**Objective**
Repeat each line of the material exactly.

---------- Supplied records ----------

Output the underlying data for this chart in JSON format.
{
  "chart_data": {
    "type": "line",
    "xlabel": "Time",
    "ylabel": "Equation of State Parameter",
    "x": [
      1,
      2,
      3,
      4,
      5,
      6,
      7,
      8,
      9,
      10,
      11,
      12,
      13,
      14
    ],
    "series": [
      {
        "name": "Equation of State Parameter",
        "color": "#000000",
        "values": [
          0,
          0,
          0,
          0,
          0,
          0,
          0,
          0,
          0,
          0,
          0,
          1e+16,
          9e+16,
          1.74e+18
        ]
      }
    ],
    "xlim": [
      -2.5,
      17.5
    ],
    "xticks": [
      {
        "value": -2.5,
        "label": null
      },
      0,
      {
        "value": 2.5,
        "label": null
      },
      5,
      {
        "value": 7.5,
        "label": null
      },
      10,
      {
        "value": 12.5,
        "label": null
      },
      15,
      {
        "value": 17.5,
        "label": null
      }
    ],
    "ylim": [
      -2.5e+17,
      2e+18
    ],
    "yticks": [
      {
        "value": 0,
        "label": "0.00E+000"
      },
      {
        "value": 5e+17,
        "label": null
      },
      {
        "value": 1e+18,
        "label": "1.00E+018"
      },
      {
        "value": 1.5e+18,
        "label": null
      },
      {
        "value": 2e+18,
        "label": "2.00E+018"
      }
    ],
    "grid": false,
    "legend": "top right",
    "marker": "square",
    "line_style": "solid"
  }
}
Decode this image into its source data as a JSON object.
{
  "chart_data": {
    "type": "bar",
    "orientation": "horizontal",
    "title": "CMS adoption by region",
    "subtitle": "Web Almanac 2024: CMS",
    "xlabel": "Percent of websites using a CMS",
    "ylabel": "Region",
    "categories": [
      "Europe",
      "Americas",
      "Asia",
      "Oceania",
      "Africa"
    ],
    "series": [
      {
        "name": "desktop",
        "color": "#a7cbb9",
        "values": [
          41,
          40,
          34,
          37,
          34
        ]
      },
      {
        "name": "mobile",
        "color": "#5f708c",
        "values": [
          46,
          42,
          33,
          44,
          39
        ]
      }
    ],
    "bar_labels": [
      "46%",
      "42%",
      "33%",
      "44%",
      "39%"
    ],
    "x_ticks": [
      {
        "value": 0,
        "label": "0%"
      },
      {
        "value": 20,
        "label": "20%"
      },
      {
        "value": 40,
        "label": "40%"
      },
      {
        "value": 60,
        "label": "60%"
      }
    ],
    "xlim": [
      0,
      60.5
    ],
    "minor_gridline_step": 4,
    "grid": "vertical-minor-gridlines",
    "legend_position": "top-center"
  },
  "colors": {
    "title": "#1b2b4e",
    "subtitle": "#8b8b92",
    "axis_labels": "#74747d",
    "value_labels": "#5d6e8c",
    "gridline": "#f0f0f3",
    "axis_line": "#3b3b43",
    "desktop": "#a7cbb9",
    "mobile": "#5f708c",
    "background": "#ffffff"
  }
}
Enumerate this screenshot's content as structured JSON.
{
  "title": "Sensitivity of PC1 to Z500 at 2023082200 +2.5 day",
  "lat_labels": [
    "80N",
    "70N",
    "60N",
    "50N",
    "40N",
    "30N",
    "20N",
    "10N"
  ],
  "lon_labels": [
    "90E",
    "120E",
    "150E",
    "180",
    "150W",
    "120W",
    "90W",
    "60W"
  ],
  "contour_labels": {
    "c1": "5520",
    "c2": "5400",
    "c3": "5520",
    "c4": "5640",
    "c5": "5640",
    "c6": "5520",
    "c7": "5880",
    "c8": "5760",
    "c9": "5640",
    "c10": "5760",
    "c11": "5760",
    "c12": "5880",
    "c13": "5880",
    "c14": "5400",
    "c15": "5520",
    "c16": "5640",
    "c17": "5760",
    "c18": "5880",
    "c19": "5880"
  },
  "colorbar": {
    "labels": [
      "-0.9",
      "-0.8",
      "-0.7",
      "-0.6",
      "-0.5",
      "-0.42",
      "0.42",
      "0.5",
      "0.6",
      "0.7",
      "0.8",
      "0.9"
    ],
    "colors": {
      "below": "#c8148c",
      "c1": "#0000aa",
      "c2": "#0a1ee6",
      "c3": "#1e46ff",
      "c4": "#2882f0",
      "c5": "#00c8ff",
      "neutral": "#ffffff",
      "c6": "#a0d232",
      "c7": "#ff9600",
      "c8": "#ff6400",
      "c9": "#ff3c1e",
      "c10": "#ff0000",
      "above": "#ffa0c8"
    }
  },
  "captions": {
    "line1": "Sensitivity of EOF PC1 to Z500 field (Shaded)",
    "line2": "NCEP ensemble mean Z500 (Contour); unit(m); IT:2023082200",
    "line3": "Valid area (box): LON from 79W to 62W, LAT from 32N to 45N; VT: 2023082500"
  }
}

----------

**The output**
Output the underlying data for this chart in JSON format.
{
  "chart_data": {
    "type": "line",
    "xlabel": "Time",
    "ylabel": "Equation of State Parameter",
    "x": [
      1,
      2,
      3,
      4,
      5,
      6,
      7,
      8,
      9,
      10,
      11,
      12,
      13,
      14
    ],
    "series": [
      {
        "name": "Equation of State Parameter",
        "color": "#000000",
        "values": [
          0,
          0,
          0,
          0,
          0,
          0,
          0,
          0,
          0,
          0,
          0,
          1e+16,
          9e+16,
          1.74e+18
        ]
      }
    ],
    "xlim": [
      -2.5,
      17.5
    ],
    "xticks": [
      {
        "value": -2.5,
        "label": null
      },
      0,
      {
        "value": 2.5,
        "label": null
      },
      5,
      {
        "value": 7.5,
        "label": null
      },
      10,
      {
        "value": 12.5,
        "label": null
      },
      15,
      {
        "value": 17.5,
        "label": null
      }
    ],
    "ylim": [
      -2.5e+17,
      2e+18
    ],
    "yticks": [
      {
        "value": 0,
        "label": "0.00E+000"
      },
      {
        "value": 5e+17,
        "label": null
      },
      {
        "value": 1e+18,
        "label": "1.00E+018"
      },
      {
        "value": 1.5e+18,
        "label": null
      },
      {
        "value": 2e+18,
        "label": "2.00E+018"
      }
    ],
    "grid": false,
    "legend": "top right",
    "marker": "square",
    "line_style": "solid"
  }
}
Decode this image into its source data as a JSON object.
{
  "chart_data": {
    "type": "bar",
    "orientation": "horizontal",
    "title": "CMS adoption by region",
    "subtitle": "Web Almanac 2024: CMS",
    "xlabel": "Percent of websites using a CMS",
    "ylabel": "Region",
    "categories": [
      "Europe",
      "Americas",
      "Asia",
      "Oceania",
      "Africa"
    ],
    "series": [
      {
        "name": "desktop",
        "color": "#a7cbb9",
        "values": [
          41,
          40,
          34,
          37,
          34
        ]
      },
      {
        "name": "mobile",
        "color": "#5f708c",
        "values": [
          46,
          42,
          33,
          44,
          39
        ]
      }
    ],
    "bar_labels": [
      "46%",
      "42%",
      "33%",
      "44%",
      "39%"
    ],
    "x_ticks": [
      {
        "value": 0,
        "label": "0%"
      },
      {
        "value": 20,
        "label": "20%"
      },
      {
        "value": 40,
        "label": "40%"
      },
      {
        "value": 60,
        "label": "60%"
      }
    ],
    "xlim": [
      0,
      60.5
    ],
    "minor_gridline_step": 4,
    "grid": "vertical-minor-gridlines",
    "legend_position": "top-center"
  },
  "colors": {
    "title": "#1b2b4e",
    "subtitle": "#8b8b92",
    "axis_labels": "#74747d",
    "value_labels": "#5d6e8c",
    "gridline": "#f0f0f3",
    "axis_line": "#3b3b43",
    "desktop": "#a7cbb9",
    "mobile": "#5f708c",
    "background": "#ffffff"
  }
}
Enumerate this screenshot's content as structured JSON.
{
  "title": "Sensitivity of PC1 to Z500 at 2023082200 +2.5 day",
  "lat_labels": [
    "80N",
    "70N",
    "60N",
    "50N",
    "40N",
    "30N",
    "20N",
    "10N"
  ],
  "lon_labels": [
    "90E",
    "120E",
    "150E",
    "180",
    "150W",
    "120W",
    "90W",
    "60W"
  ],
  "contour_labels": {
    "c1": "5520",
    "c2": "5400",
    "c3": "5520",
    "c4": "5640",
    "c5": "5640",
    "c6": "5520",
    "c7": "5880",
    "c8": "5760",
    "c9": "5640",
    "c10": "5760",
    "c11": "5760",
    "c12": "5880",
    "c13": "5880",
    "c14": "5400",
    "c15": "5520",
    "c16": "5640",
    "c17": "5760",
    "c18": "5880",
    "c19": "5880"
  },
  "colorbar": {
    "labels": [
      "-0.9",
      "-0.8",
      "-0.7",
      "-0.6",
      "-0.5",
      "-0.42",
      "0.42",
      "0.5",
      "0.6",
      "0.7",
      "0.8",
      "0.9"
    ],
    "colors": {
      "below": "#c8148c",
      "c1": "#0000aa",
      "c2": "#0a1ee6",
      "c3": "#1e46ff",
      "c4": "#2882f0",
      "c5": "#00c8ff",
      "neutral": "#ffffff",
      "c6": "#a0d232",
      "c7": "#ff9600",
      "c8": "#ff6400",
      "c9": "#ff3c1e",
      "c10": "#ff0000",
      "above": "#ffa0c8"
    }
  },
  "captions": {
    "line1": "Sensitivity of EOF PC1 to Z500 field (Shaded)",
    "line2": "NCEP ensemble mean Z500 (Contour); unit(m); IT:2023082200",
    "line3": "Valid area (box): LON from 79W to 62W, LAT from 32N to 45N; VT: 2023082500"
  }
}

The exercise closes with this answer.